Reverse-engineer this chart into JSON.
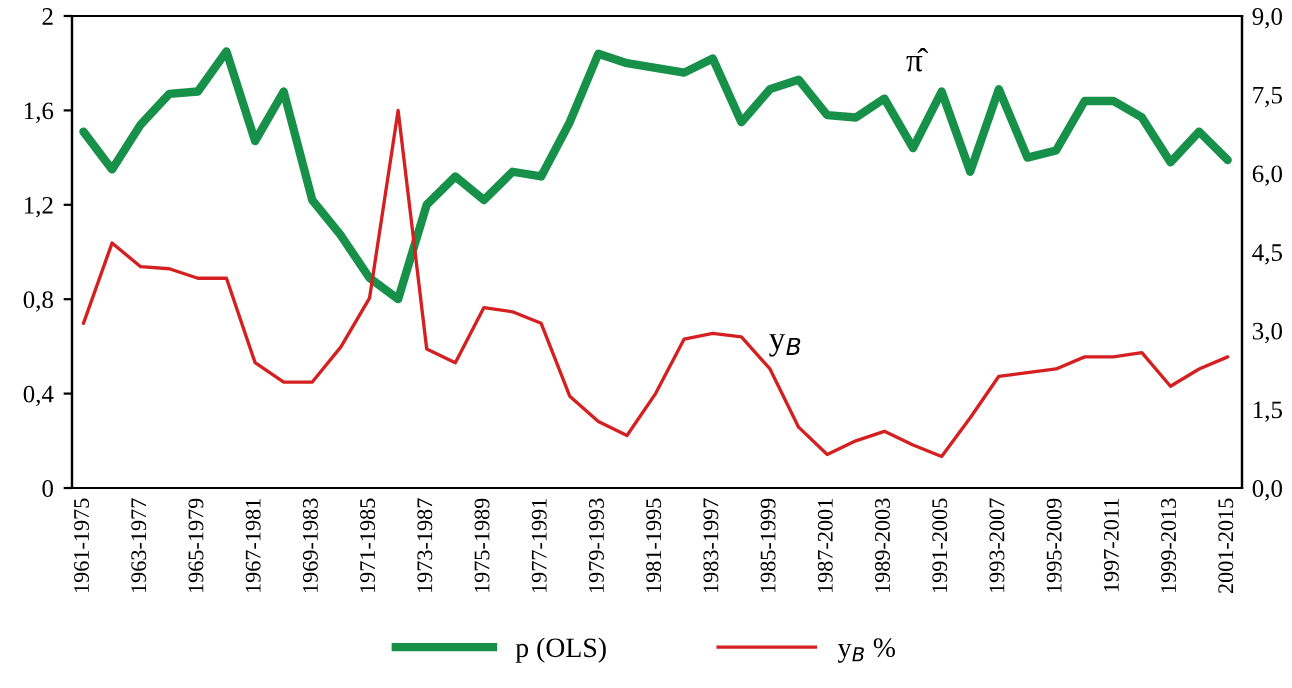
{
  "chart_data": {
    "type": "line",
    "categories": [
      "1961-1975",
      null,
      "1963-1977",
      null,
      "1965-1979",
      null,
      "1967-1981",
      null,
      "1969-1983",
      null,
      "1971-1985",
      null,
      "1973-1987",
      null,
      "1975-1989",
      null,
      "1977-1991",
      null,
      "1979-1993",
      null,
      "1981-1995",
      null,
      "1983-1997",
      null,
      "1985-1999",
      null,
      "1987-2001",
      null,
      "1989-2003",
      null,
      "1991-2005",
      null,
      "1993-2007",
      null,
      "1995-2009",
      null,
      "1997-2011",
      null,
      "1999-2013",
      null,
      "2001-2015"
    ],
    "series": [
      {
        "name": "p (OLS)",
        "color": "#17904a",
        "values": [
          1.51,
          1.35,
          1.54,
          1.67,
          1.68,
          1.85,
          1.47,
          1.68,
          1.22,
          1.07,
          0.89,
          0.8,
          1.2,
          1.32,
          1.22,
          1.34,
          1.32,
          1.55,
          1.84,
          1.8,
          1.78,
          1.76,
          1.82,
          1.55,
          1.69,
          1.73,
          1.58,
          1.57,
          1.65,
          1.44,
          1.68,
          1.34,
          1.69,
          1.4,
          1.43,
          1.64,
          1.64,
          1.57,
          1.38,
          1.51,
          1.39
        ]
      },
      {
        "name": "y$_{B}$ %",
        "color": "#d42020",
        "axis": "y2",
        "values": [
          3.14,
          4.67,
          4.22,
          4.18,
          4.0,
          4.0,
          2.39,
          2.02,
          2.02,
          2.69,
          3.62,
          7.2,
          2.65,
          2.39,
          3.44,
          3.36,
          3.14,
          1.75,
          1.27,
          1.0,
          1.8,
          2.84,
          2.95,
          2.88,
          2.27,
          1.16,
          0.64,
          0.9,
          1.08,
          0.82,
          0.6,
          1.34,
          2.13,
          2.2,
          2.27,
          2.5,
          2.5,
          2.58,
          1.94,
          2.27,
          2.5
        ]
      }
    ],
    "ylim": [
      0,
      2
    ],
    "yticks": [
      0,
      {
        "value": 0.4,
        "label": "0,4"
      },
      {
        "value": 0.8,
        "label": "0,8"
      },
      {
        "value": 1.2,
        "label": "1,2"
      },
      {
        "value": 1.6,
        "label": "1,6"
      },
      2
    ],
    "y2lim": [
      0,
      9
    ],
    "y2ticks": [
      {
        "value": 0,
        "label": "0,0"
      },
      {
        "value": 1.5,
        "label": "1,5"
      },
      {
        "value": 3,
        "label": "3,0"
      },
      {
        "value": 4.5,
        "label": "4,5"
      },
      {
        "value": 6,
        "label": "6,0"
      },
      {
        "value": 7.5,
        "label": "7,5"
      },
      {
        "value": 9,
        "label": "9,0"
      }
    ],
    "annotations": [
      "π̂",
      "y$_{B}$"
    ],
    "legend": "bottom",
    "grid": false,
    "marker": "none",
    "line_style": "solid"
  }
}
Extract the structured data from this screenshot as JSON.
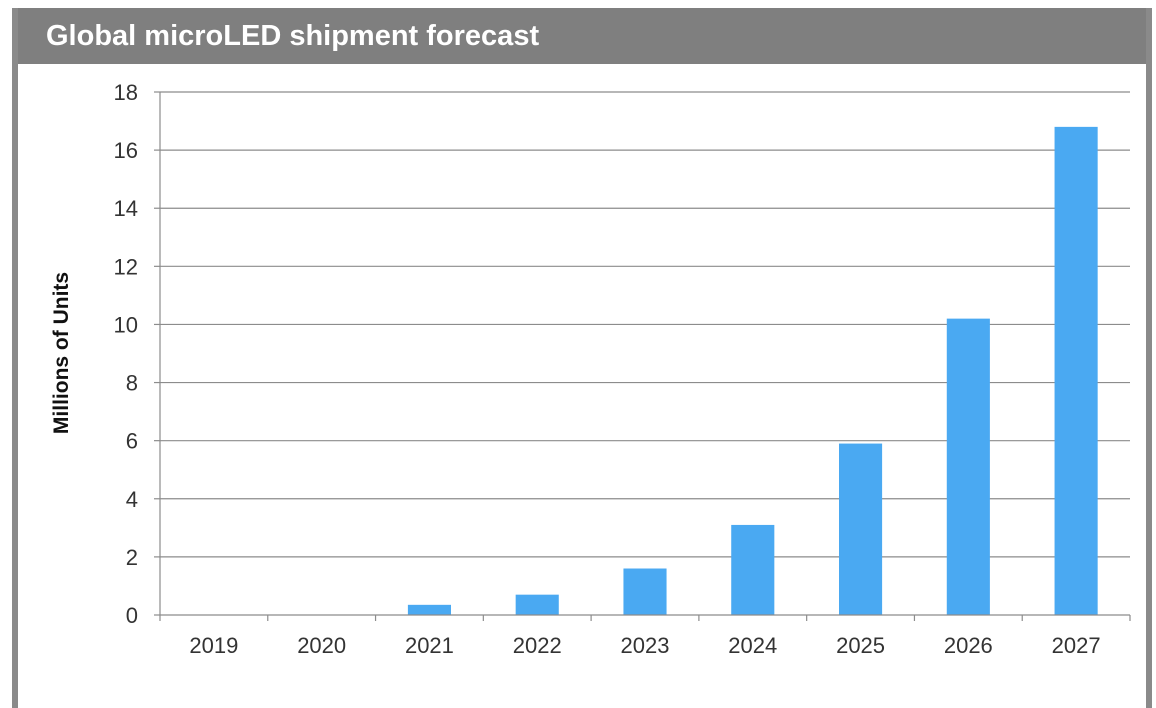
{
  "header": {
    "title": "Global microLED shipment forecast"
  },
  "chart_data": {
    "type": "bar",
    "title": "Global microLED shipment forecast",
    "xlabel": "",
    "ylabel": "Millions of Units",
    "categories": [
      "2019",
      "2020",
      "2021",
      "2022",
      "2023",
      "2024",
      "2025",
      "2026",
      "2027"
    ],
    "values": [
      0,
      0,
      0.35,
      0.7,
      1.6,
      3.1,
      5.9,
      10.2,
      16.8
    ],
    "ylim": [
      0,
      18
    ],
    "yticks": [
      0,
      2,
      4,
      6,
      8,
      10,
      12,
      14,
      16,
      18
    ],
    "grid": true,
    "legend": "none",
    "bar_color": "#4aa9f2"
  }
}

• **Exercise**:
For the records above, state how many lines include the string "forecast", giving the number and nothing else.

• **Solved exercise**:
2